### OBJECTIVE
Find the lines holding "Strongly" and copy them.
[start RAW RECORDS]
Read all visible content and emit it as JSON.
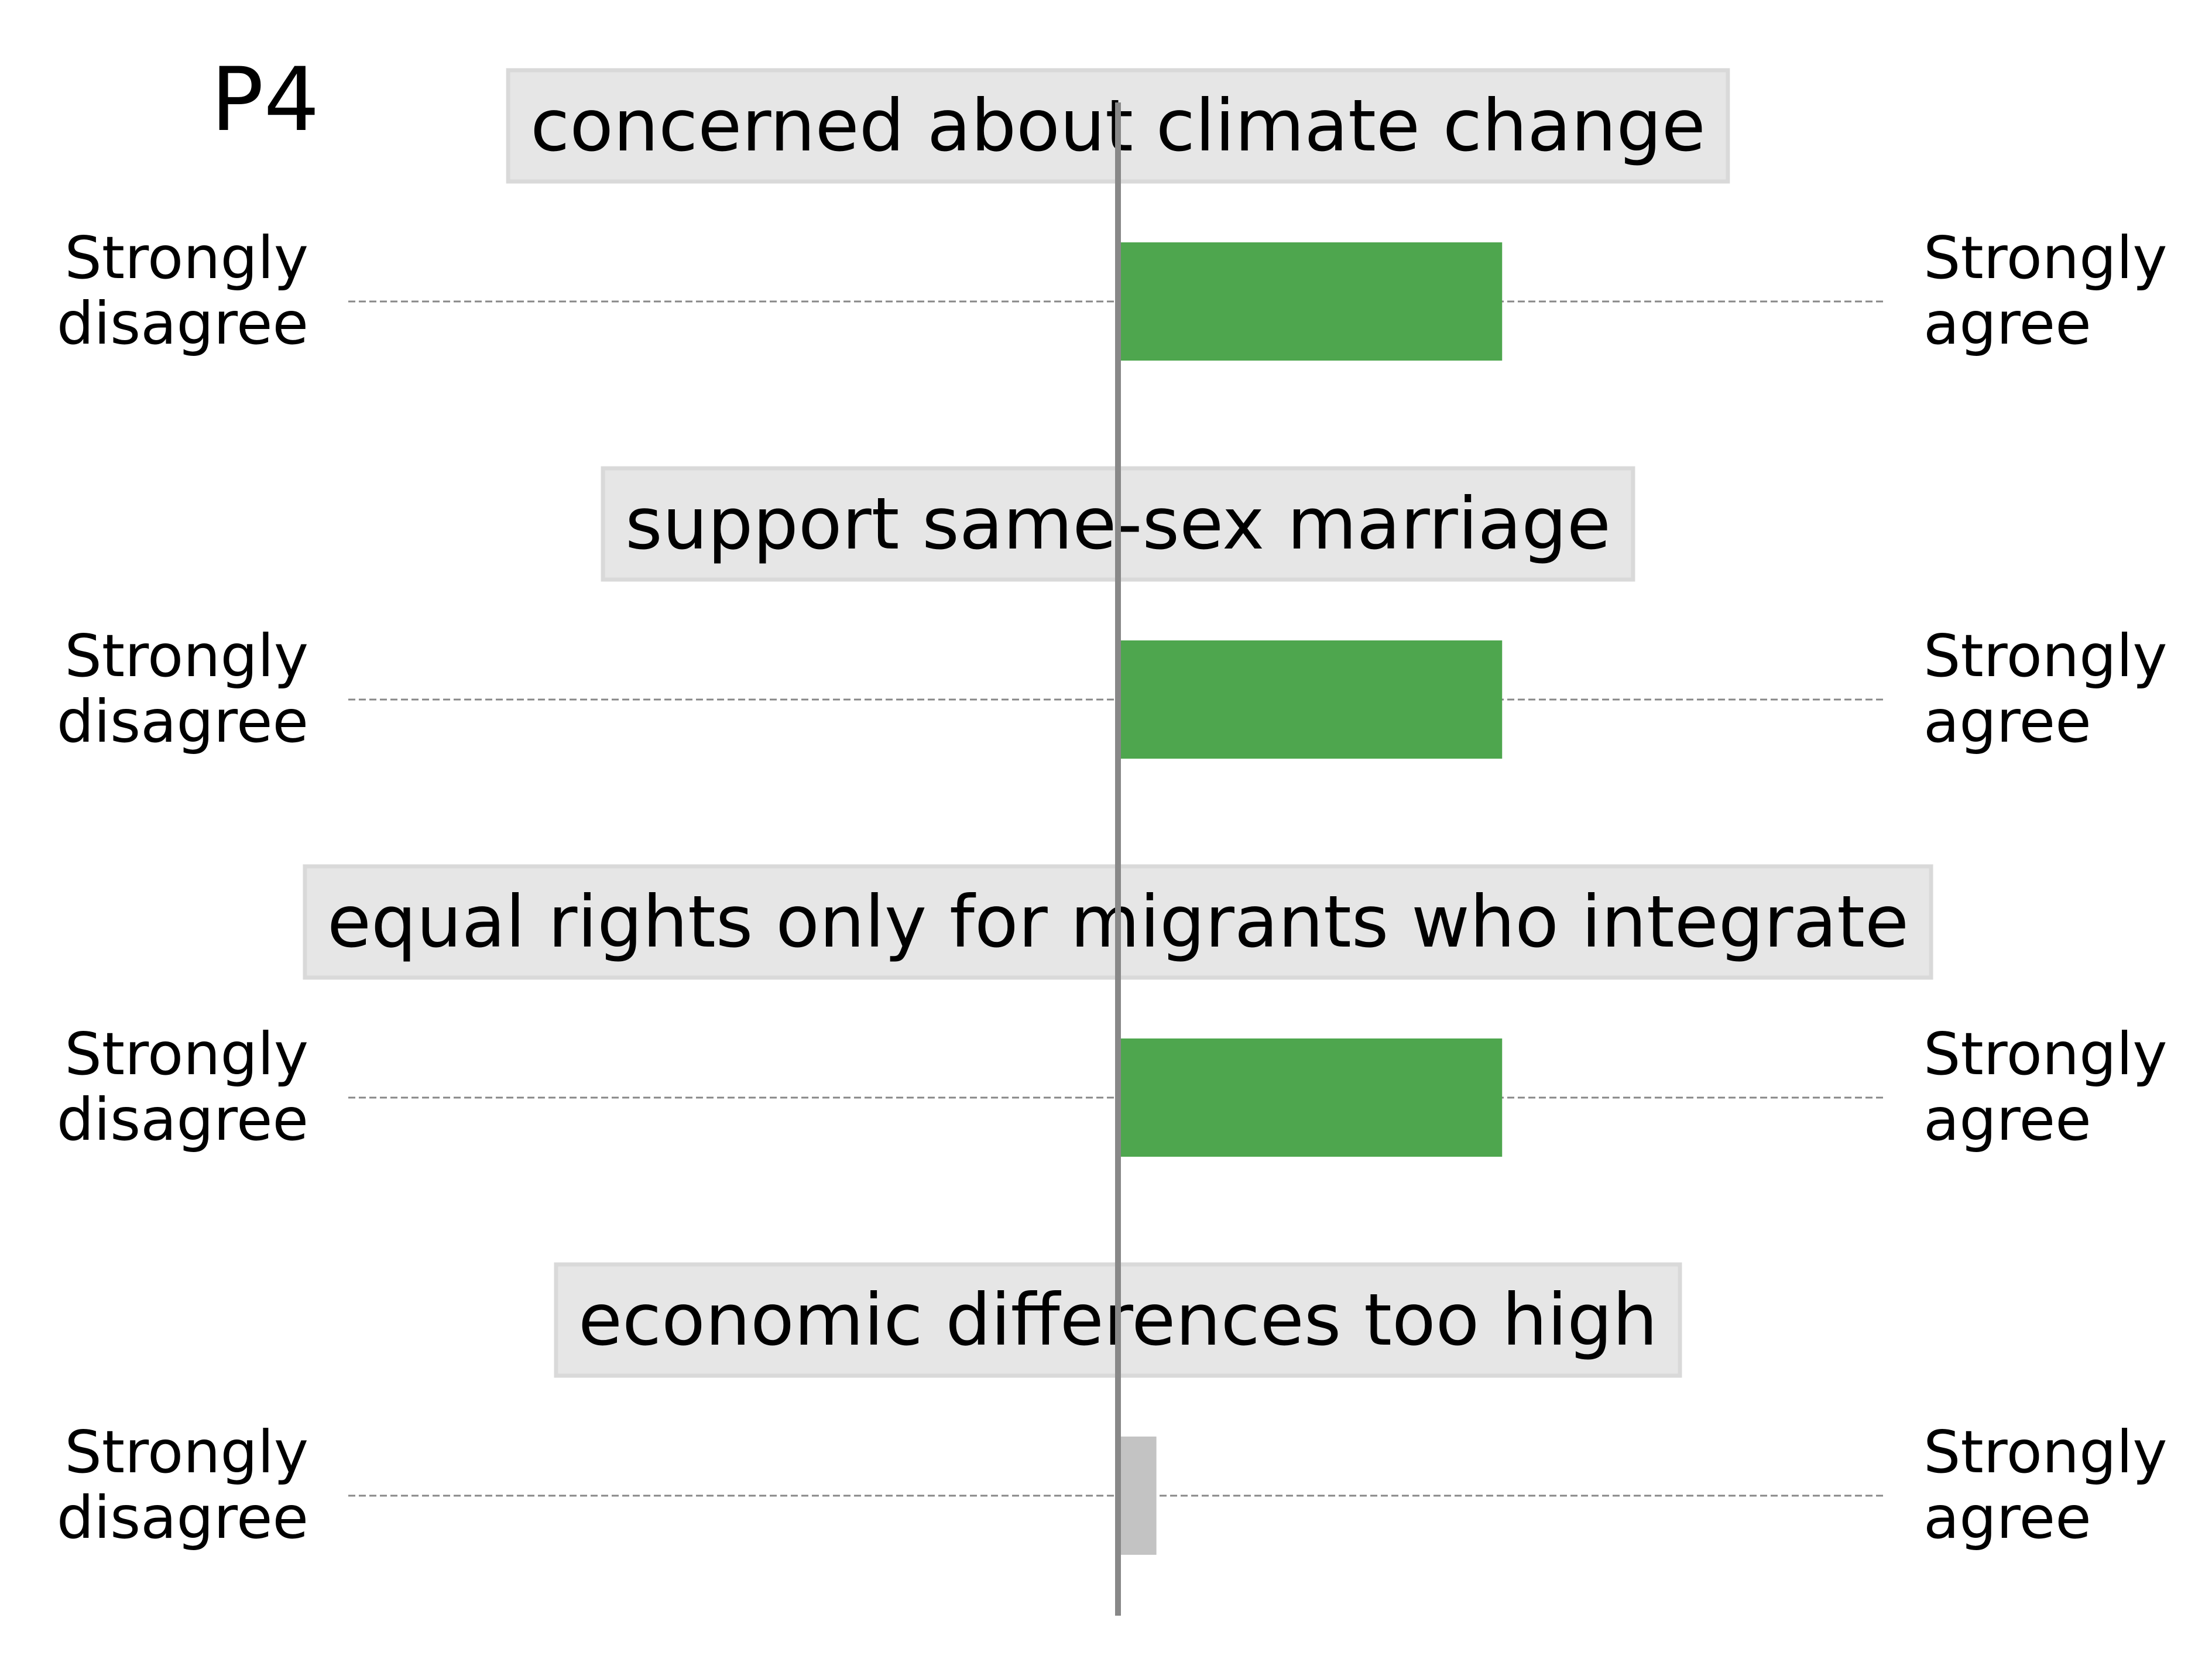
{
  "panel_label": "P4",
  "colors": {
    "agree_bar": "#4ea64e",
    "neutral_bar": "#c3c3c3",
    "box_fill": "#e6e6e6",
    "center_line": "#888888"
  },
  "chart_data": {
    "type": "bar",
    "orientation": "horizontal-diverging",
    "xlim": [
      -1,
      1
    ],
    "scale_left_label": "Strongly\ndisagree",
    "scale_right_label": "Strongly\nagree",
    "grid": false,
    "rows": [
      {
        "statement": "concerned about climate change",
        "value": 0.5,
        "color": "#4ea64e"
      },
      {
        "statement": "support same-sex marriage",
        "value": 0.5,
        "color": "#4ea64e"
      },
      {
        "statement": "equal rights only for migrants who integrate",
        "value": 0.5,
        "color": "#4ea64e"
      },
      {
        "statement": "economic differences too high",
        "value": 0.05,
        "color": "#c3c3c3"
      }
    ]
  }
}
[end RAW RECORDS]
### IN RESPONSE
    "scale_left_label": "Strongly\ndisagree",
    "scale_right_label": "Strongly\nagree",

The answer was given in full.